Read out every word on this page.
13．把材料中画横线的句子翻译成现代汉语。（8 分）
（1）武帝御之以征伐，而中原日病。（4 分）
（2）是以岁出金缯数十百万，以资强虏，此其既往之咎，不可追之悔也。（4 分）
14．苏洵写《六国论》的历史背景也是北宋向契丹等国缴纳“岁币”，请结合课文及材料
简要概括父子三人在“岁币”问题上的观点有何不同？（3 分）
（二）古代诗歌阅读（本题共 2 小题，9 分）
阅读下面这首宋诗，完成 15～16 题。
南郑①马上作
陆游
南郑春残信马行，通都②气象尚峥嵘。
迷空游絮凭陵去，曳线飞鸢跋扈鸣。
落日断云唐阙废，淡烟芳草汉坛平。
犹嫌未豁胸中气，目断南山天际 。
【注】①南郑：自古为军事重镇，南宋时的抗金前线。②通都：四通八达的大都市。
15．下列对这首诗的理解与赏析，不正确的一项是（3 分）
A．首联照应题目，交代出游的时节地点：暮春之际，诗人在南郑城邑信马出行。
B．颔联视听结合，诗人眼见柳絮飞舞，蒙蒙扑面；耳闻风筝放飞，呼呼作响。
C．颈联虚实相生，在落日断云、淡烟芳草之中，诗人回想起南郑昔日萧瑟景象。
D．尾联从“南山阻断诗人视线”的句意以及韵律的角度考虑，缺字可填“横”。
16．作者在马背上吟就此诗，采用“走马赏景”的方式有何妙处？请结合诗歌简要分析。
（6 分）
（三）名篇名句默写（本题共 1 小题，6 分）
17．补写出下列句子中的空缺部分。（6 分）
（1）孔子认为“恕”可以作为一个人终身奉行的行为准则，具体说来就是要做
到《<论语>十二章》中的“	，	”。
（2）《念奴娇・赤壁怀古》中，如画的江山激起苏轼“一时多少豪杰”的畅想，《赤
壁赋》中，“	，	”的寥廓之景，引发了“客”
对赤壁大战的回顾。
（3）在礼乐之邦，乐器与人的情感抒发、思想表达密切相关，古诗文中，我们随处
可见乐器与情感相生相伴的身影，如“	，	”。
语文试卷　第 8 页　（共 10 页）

################

REQUIRED WORK
Reproduce the full listing above, character for character.

WRITTEN RESPONSE
Read out every word on this page.
13．把材料中画横线的句子翻译成现代汉语。（8 分）
（1）武帝御之以征伐，而中原日病。（4 分）
（2）是以岁出金缯数十百万，以资强虏，此其既往之咎，不可追之悔也。（4 分）
14．苏洵写《六国论》的历史背景也是北宋向契丹等国缴纳“岁币”，请结合课文及材料
简要概括父子三人在“岁币”问题上的观点有何不同？（3 分）
（二）古代诗歌阅读（本题共 2 小题，9 分）
阅读下面这首宋诗，完成 15～16 题。
南郑①马上作
陆游
南郑春残信马行，通都②气象尚峥嵘。
迷空游絮凭陵去，曳线飞鸢跋扈鸣。
落日断云唐阙废，淡烟芳草汉坛平。
犹嫌未豁胸中气，目断南山天际 。
【注】①南郑：自古为军事重镇，南宋时的抗金前线。②通都：四通八达的大都市。
15．下列对这首诗的理解与赏析，不正确的一项是（3 分）
A．首联照应题目，交代出游的时节地点：暮春之际，诗人在南郑城邑信马出行。
B．颔联视听结合，诗人眼见柳絮飞舞，蒙蒙扑面；耳闻风筝放飞，呼呼作响。
C．颈联虚实相生，在落日断云、淡烟芳草之中，诗人回想起南郑昔日萧瑟景象。
D．尾联从“南山阻断诗人视线”的句意以及韵律的角度考虑，缺字可填“横”。
16．作者在马背上吟就此诗，采用“走马赏景”的方式有何妙处？请结合诗歌简要分析。
（6 分）
（三）名篇名句默写（本题共 1 小题，6 分）
17．补写出下列句子中的空缺部分。（6 分）
（1）孔子认为“恕”可以作为一个人终身奉行的行为准则，具体说来就是要做
到《<论语>十二章》中的“	，	”。
（2）《念奴娇・赤壁怀古》中，如画的江山激起苏轼“一时多少豪杰”的畅想，《赤
壁赋》中，“	，	”的寥廓之景，引发了“客”
对赤壁大战的回顾。
（3）在礼乐之邦，乐器与人的情感抒发、思想表达密切相关，古诗文中，我们随处
可见乐器与情感相生相伴的身影，如“	，	”。
语文试卷　第 8 页　（共 10 页）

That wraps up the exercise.